:: THE INPUT
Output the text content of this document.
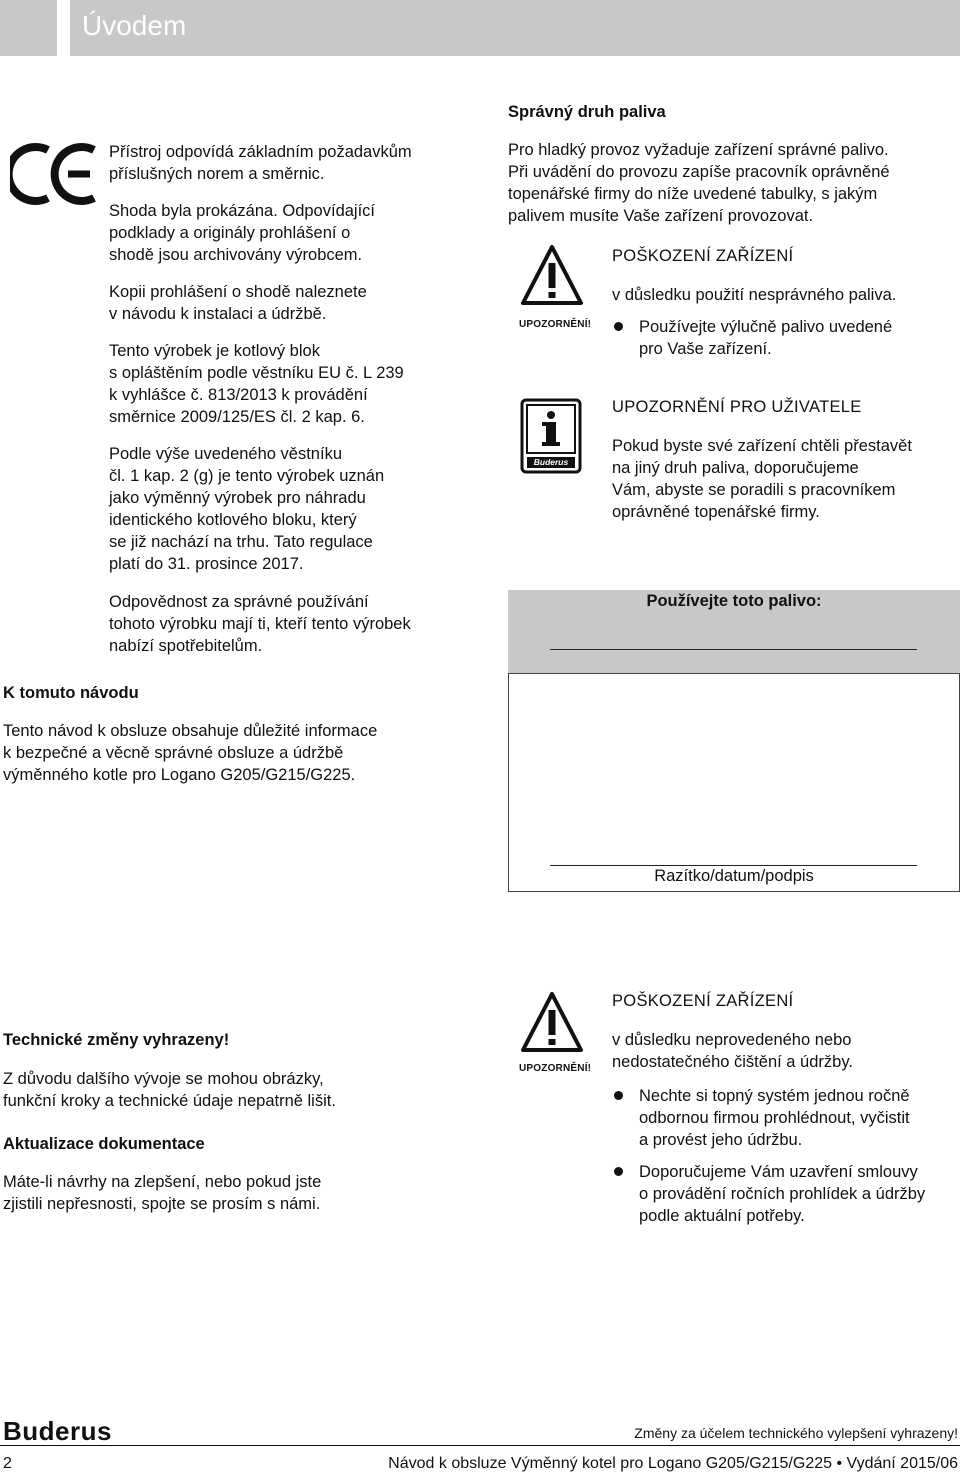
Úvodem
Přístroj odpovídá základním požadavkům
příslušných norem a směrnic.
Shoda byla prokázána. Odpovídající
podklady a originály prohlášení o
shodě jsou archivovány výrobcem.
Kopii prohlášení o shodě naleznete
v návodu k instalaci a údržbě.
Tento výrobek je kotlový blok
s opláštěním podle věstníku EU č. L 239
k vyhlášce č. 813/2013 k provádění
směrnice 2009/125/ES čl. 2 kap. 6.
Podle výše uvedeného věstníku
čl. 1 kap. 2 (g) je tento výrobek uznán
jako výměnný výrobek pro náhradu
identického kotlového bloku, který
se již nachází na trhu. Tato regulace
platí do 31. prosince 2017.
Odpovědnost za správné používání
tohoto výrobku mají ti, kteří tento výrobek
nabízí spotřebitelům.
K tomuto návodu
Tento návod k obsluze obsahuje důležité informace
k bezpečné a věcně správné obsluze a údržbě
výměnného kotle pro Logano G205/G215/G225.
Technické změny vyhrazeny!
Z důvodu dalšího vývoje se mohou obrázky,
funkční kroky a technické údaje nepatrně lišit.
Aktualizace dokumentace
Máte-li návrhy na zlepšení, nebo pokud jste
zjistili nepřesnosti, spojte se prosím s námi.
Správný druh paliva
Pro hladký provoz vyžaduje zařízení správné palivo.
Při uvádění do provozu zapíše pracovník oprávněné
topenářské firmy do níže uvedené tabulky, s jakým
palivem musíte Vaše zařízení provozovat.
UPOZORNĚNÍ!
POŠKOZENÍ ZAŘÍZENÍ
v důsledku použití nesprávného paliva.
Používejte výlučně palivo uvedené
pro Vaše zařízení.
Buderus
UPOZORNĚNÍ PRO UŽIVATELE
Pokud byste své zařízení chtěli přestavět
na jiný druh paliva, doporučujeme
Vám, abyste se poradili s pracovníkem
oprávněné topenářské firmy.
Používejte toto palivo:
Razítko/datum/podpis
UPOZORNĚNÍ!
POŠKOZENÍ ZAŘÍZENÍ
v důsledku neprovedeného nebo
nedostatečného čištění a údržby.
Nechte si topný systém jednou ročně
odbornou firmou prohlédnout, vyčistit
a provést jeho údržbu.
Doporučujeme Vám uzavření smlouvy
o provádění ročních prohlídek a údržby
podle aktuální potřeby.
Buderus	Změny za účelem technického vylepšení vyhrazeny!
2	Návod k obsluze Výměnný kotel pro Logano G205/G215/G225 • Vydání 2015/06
::::
:: THE INPUT
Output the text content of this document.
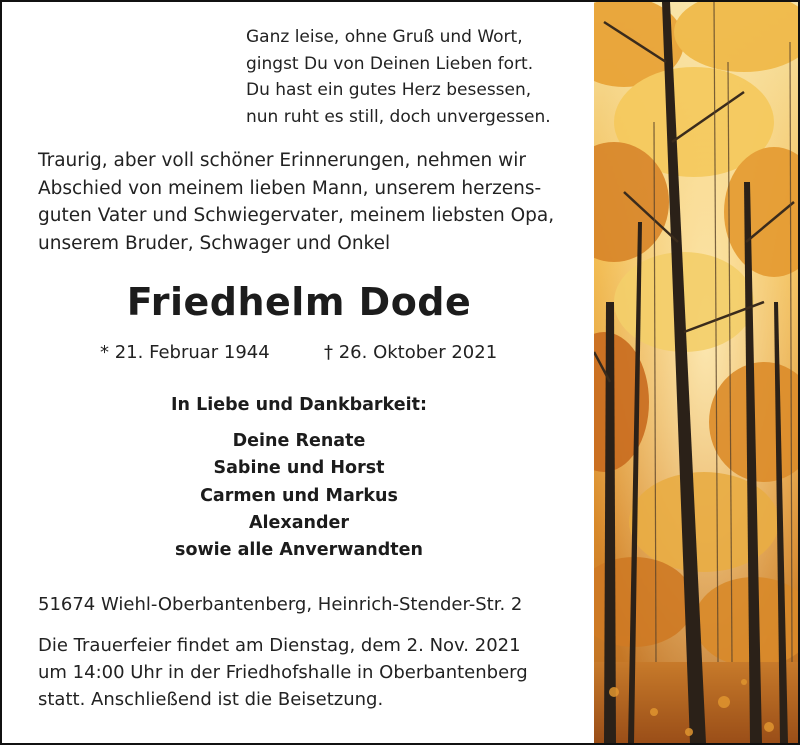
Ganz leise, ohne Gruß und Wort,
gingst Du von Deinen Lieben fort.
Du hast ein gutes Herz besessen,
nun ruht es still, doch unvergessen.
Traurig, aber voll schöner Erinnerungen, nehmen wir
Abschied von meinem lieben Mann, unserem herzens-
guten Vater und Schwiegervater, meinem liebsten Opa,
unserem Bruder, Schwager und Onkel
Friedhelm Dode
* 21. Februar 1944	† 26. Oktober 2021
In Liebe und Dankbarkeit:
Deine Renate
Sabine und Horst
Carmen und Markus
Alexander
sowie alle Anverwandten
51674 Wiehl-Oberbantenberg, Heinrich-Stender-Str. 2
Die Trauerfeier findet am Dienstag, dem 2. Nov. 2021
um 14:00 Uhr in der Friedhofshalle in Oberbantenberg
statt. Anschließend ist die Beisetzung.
::::
▶ STATED PROBLEM: Where a line in the material contains "Logano", copy that line.

▶ ANSWER TO THE EXERCISE:
výměnného kotle pro Logano G205/G215/G225.
2	Návod k obsluze Výměnný kotel pro Logano G205/G215/G225 • Vydání 2015/06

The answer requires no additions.